Written request: Copy out, word for word, the lines starting with the one that contains "file-name: DSC_9157-34三つ峠 2018大雪山現像.jpg" and ending with the one that contains "file-row[interactable]: DSC_9184-58三つ峠 2018大雪山現像.jpg", both included.

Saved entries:
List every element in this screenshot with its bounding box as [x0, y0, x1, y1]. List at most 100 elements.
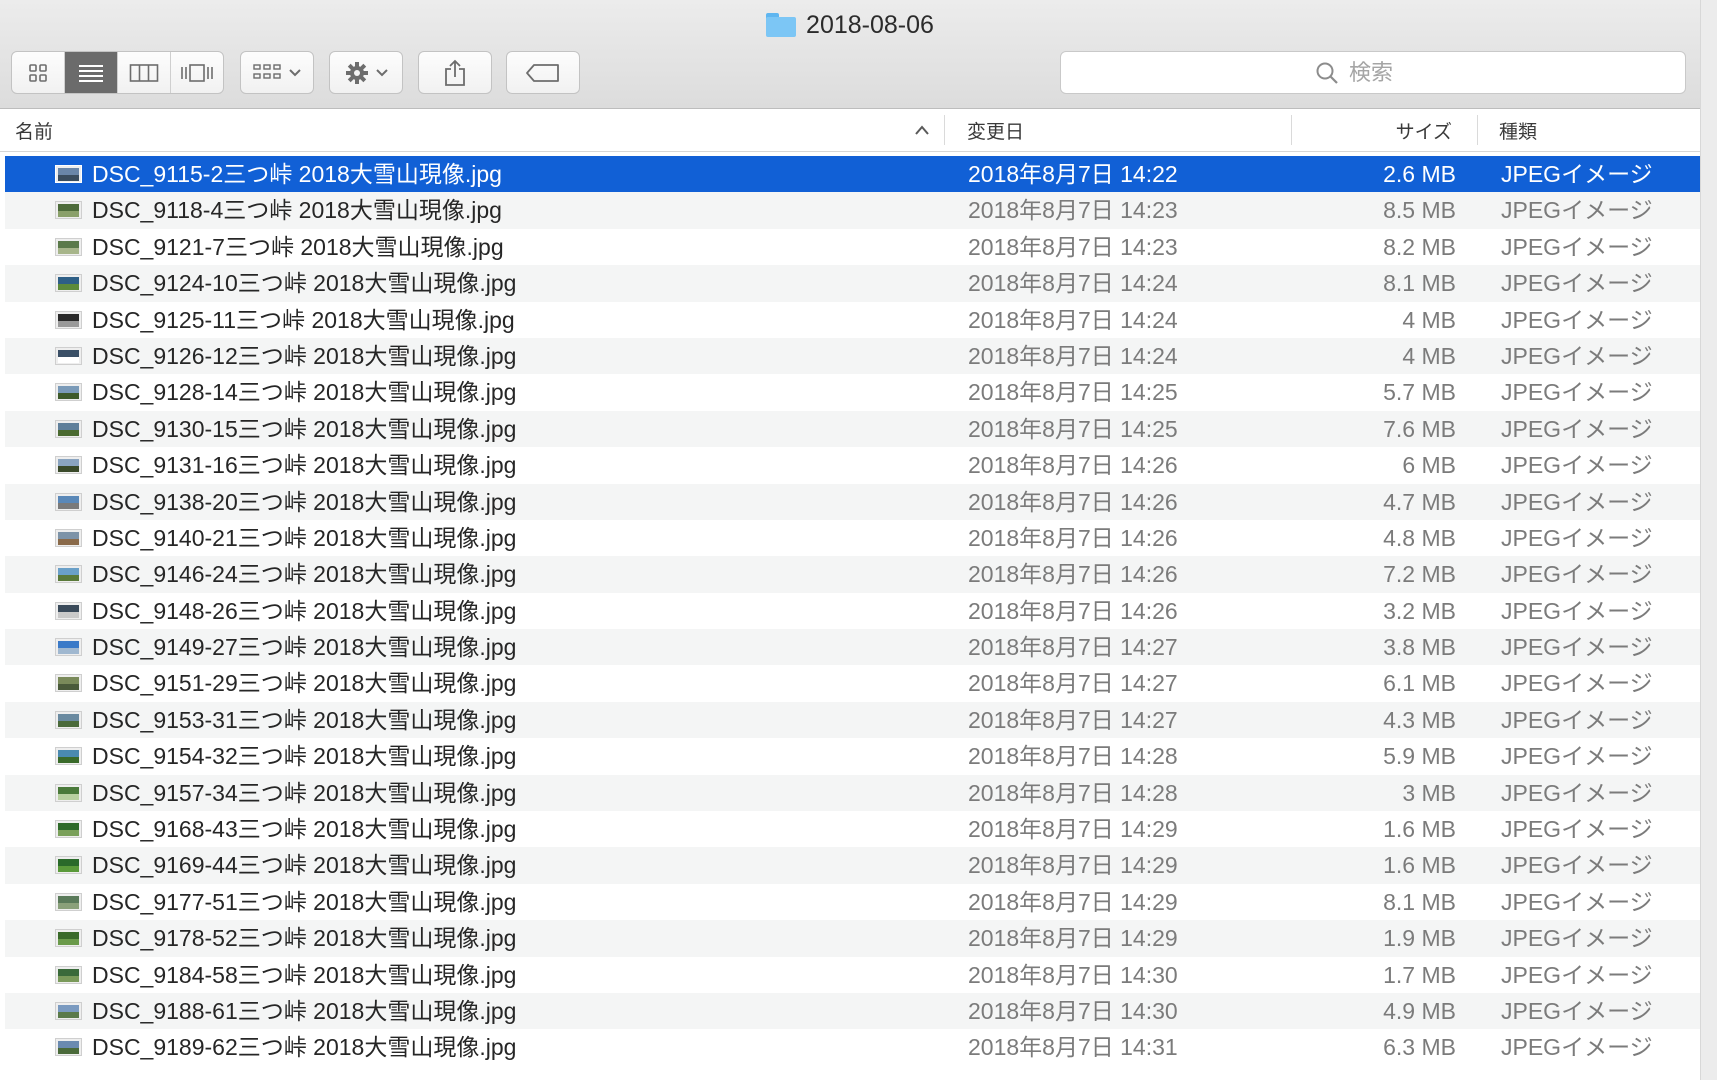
file-name: DSC_9157-34三つ峠 2018大雪山現像.jpg [92, 779, 517, 806]
file-row[interactable]: DSC_9138-20三つ峠 2018大雪山現像.jpg 2018年8月7日 14… [5, 483, 1700, 520]
file-name: DSC_9118-4三つ峠 2018大雪山現像.jpg [92, 197, 502, 224]
file-row[interactable]: DSC_9148-26三つ峠 2018大雪山現像.jpg 2018年8月7日 14… [5, 593, 1700, 629]
column-name-label: 名前 [15, 121, 54, 143]
column-divider[interactable] [1477, 115, 1478, 145]
share-button[interactable] [418, 51, 492, 94]
file-row[interactable]: DSC_9153-31三つ峠 2018大雪山現像.jpg 2018年8月7日 14… [5, 701, 1700, 739]
file-row[interactable]: DSC_9128-14三つ峠 2018大雪山現像.jpg 2018年8月7日 14… [5, 374, 1700, 410]
file-modified-date: 2018年8月7日 14:30 [968, 997, 1178, 1024]
search-field[interactable] [1060, 51, 1686, 94]
file-row[interactable]: DSC_9178-52三つ峠 2018大雪山現像.jpg 2018年8月7日 14… [5, 920, 1700, 957]
image-thumbnail-icon [55, 965, 82, 984]
file-row[interactable]: DSC_9184-58三つ峠 2018大雪山現像.jpg 2018年8月7日 14… [5, 957, 1700, 993]
file-size: 8.5 MB [1383, 197, 1456, 224]
file-size: 2.6 MB [1383, 161, 1456, 187]
gear-icon [346, 61, 368, 84]
chevron-down-icon [376, 68, 388, 76]
file-kind: JPEGイメージ [1501, 743, 1653, 770]
file-row[interactable]: DSC_9169-44三つ峠 2018大雪山現像.jpg 2018年8月7日 14… [5, 847, 1700, 884]
file-modified-date: 2018年8月7日 14:26 [968, 524, 1178, 551]
file-name: DSC_9131-16三つ峠 2018大雪山現像.jpg [92, 452, 517, 479]
file-name: DSC_9178-52三つ峠 2018大雪山現像.jpg [92, 925, 517, 952]
share-icon [445, 59, 465, 86]
file-modified-date: 2018年8月7日 14:24 [968, 342, 1178, 369]
image-thumbnail-icon [55, 1038, 82, 1057]
window-edge [1700, 0, 1717, 1080]
image-thumbnail-icon [55, 310, 82, 329]
file-row[interactable]: DSC_9146-24三つ峠 2018大雪山現像.jpg 2018年8月7日 14… [5, 556, 1700, 593]
file-row[interactable]: DSC_9168-43三つ峠 2018大雪山現像.jpg 2018年8月7日 14… [5, 811, 1700, 847]
image-thumbnail-icon [55, 383, 82, 402]
file-row[interactable]: DSC_9140-21三つ峠 2018大雪山現像.jpg 2018年8月7日 14… [5, 520, 1700, 556]
file-modified-date: 2018年8月7日 14:28 [968, 779, 1178, 806]
chevron-down-icon [289, 68, 301, 76]
column-date-header[interactable]: 変更日 [967, 109, 1024, 151]
file-row[interactable]: DSC_9130-15三つ峠 2018大雪山現像.jpg 2018年8月7日 14… [5, 410, 1700, 448]
file-name: DSC_9130-15三つ峠 2018大雪山現像.jpg [92, 415, 517, 442]
file-modified-date: 2018年8月7日 14:27 [968, 634, 1178, 661]
tag-button[interactable] [506, 51, 580, 94]
file-row[interactable]: DSC_9177-51三つ峠 2018大雪山現像.jpg 2018年8月7日 14… [5, 884, 1700, 920]
file-row[interactable]: DSC_9126-12三つ峠 2018大雪山現像.jpg 2018年8月7日 14… [5, 337, 1700, 375]
image-thumbnail-icon [55, 346, 82, 365]
file-kind: JPEGイメージ [1501, 634, 1653, 661]
group-button[interactable] [240, 51, 314, 94]
file-row[interactable]: DSC_9157-34三つ峠 2018大雪山現像.jpg 2018年8月7日 14… [5, 774, 1700, 812]
column-kind-header[interactable]: 種類 [1499, 109, 1537, 151]
column-date-label: 変更日 [967, 121, 1025, 143]
file-row[interactable]: DSC_9125-11三つ峠 2018大雪山現像.jpg 2018年8月7日 14… [5, 302, 1700, 338]
file-row[interactable]: DSC_9118-4三つ峠 2018大雪山現像.jpg 2018年8月7日 14:… [5, 192, 1700, 229]
file-kind: JPEGイメージ [1501, 706, 1653, 733]
file-kind: JPEGイメージ [1501, 233, 1653, 260]
image-thumbnail-icon [55, 492, 82, 511]
list-view-button[interactable] [65, 52, 118, 93]
column-size-header[interactable]: サイズ [1300, 109, 1452, 151]
column-header: 名前 変更日 サイズ 種類 [0, 109, 1700, 152]
file-row[interactable]: DSC_9149-27三つ峠 2018大雪山現像.jpg 2018年8月7日 14… [5, 629, 1700, 666]
file-name: DSC_9146-24三つ峠 2018大雪山現像.jpg [92, 561, 517, 588]
file-row[interactable]: DSC_9121-7三つ峠 2018大雪山現像.jpg 2018年8月7日 14:… [5, 229, 1700, 265]
image-thumbnail-icon [55, 165, 82, 183]
file-size: 6.1 MB [1383, 670, 1456, 697]
file-row[interactable]: DSC_9115-2三つ峠 2018大雪山現像.jpg 2018年8月7日 14:… [5, 156, 1700, 193]
column-divider[interactable] [944, 115, 945, 145]
action-button[interactable] [329, 51, 403, 94]
icon-view-icon [29, 63, 47, 82]
file-size: 3 MB [1402, 779, 1456, 806]
image-thumbnail-icon [55, 274, 82, 293]
file-size: 5.9 MB [1383, 743, 1456, 770]
file-size: 7.6 MB [1383, 415, 1456, 442]
file-kind: JPEGイメージ [1501, 415, 1653, 442]
file-row[interactable]: DSC_9189-62三つ峠 2018大雪山現像.jpg 2018年8月7日 14… [5, 1029, 1700, 1065]
file-row[interactable]: DSC_9188-61三つ峠 2018大雪山現像.jpg 2018年8月7日 14… [5, 992, 1700, 1030]
file-modified-date: 2018年8月7日 14:26 [968, 488, 1178, 515]
file-name: DSC_9125-11三つ峠 2018大雪山現像.jpg [92, 306, 515, 333]
file-size: 1.7 MB [1383, 961, 1456, 988]
file-kind: JPEGイメージ [1501, 852, 1653, 879]
tag-icon [526, 63, 559, 82]
file-modified-date: 2018年8月7日 14:26 [968, 561, 1178, 588]
file-kind: JPEGイメージ [1501, 306, 1653, 333]
file-modified-date: 2018年8月7日 14:27 [968, 670, 1178, 697]
file-row[interactable]: DSC_9151-29三つ峠 2018大雪山現像.jpg 2018年8月7日 14… [5, 665, 1700, 701]
file-row[interactable]: DSC_9124-10三つ峠 2018大雪山現像.jpg 2018年8月7日 14… [5, 265, 1700, 302]
sort-ascending-icon[interactable] [914, 124, 930, 136]
file-kind: JPEGイメージ [1501, 597, 1653, 624]
file-size: 4.8 MB [1383, 524, 1456, 551]
column-view-button[interactable] [118, 52, 171, 93]
window-title: 2018-08-06 [0, 8, 1700, 42]
column-divider[interactable] [1291, 115, 1292, 145]
icon-view-button[interactable] [12, 52, 65, 93]
column-name-header[interactable]: 名前 [15, 109, 53, 151]
column-size-label: サイズ [1395, 121, 1452, 143]
search-input[interactable] [1347, 58, 1431, 87]
file-row[interactable]: DSC_9154-32三つ峠 2018大雪山現像.jpg 2018年8月7日 14… [5, 738, 1700, 774]
column-kind-label: 種類 [1499, 121, 1538, 143]
file-name: DSC_9115-2三つ峠 2018大雪山現像.jpg [92, 161, 502, 187]
image-thumbnail-icon [55, 201, 82, 220]
image-thumbnail-icon [55, 237, 82, 256]
file-name: DSC_9140-21三つ峠 2018大雪山現像.jpg [92, 524, 517, 551]
cover-flow-button[interactable] [171, 52, 223, 93]
file-kind: JPEGイメージ [1501, 670, 1653, 697]
file-row[interactable]: DSC_9131-16三つ峠 2018大雪山現像.jpg 2018年8月7日 14… [5, 447, 1700, 483]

Problem solution:
file-name: DSC_9157-34三つ峠 2018大雪山現像.jpg [92, 779, 517, 806]
file-row[interactable]: DSC_9138-20三つ峠 2018大雪山現像.jpg 2018年8月7日 14… [5, 483, 1700, 520]
file-name: DSC_9118-4三つ峠 2018大雪山現像.jpg [92, 197, 502, 224]
file-row[interactable]: DSC_9148-26三つ峠 2018大雪山現像.jpg 2018年8月7日 14… [5, 593, 1700, 629]
column-name-label: 名前 [15, 121, 54, 143]
column-divider[interactable] [1477, 115, 1478, 145]
share-button[interactable] [418, 51, 492, 94]
file-row[interactable]: DSC_9153-31三つ峠 2018大雪山現像.jpg 2018年8月7日 14… [5, 701, 1700, 739]
file-row[interactable]: DSC_9128-14三つ峠 2018大雪山現像.jpg 2018年8月7日 14… [5, 374, 1700, 410]
file-modified-date: 2018年8月7日 14:30 [968, 997, 1178, 1024]
search-field[interactable] [1060, 51, 1686, 94]
file-row[interactable]: DSC_9178-52三つ峠 2018大雪山現像.jpg 2018年8月7日 14… [5, 920, 1700, 957]
image-thumbnail-icon [55, 965, 82, 984]
file-row[interactable]: DSC_9184-58三つ峠 2018大雪山現像.jpg 2018年8月7日 14… [5, 957, 1700, 993]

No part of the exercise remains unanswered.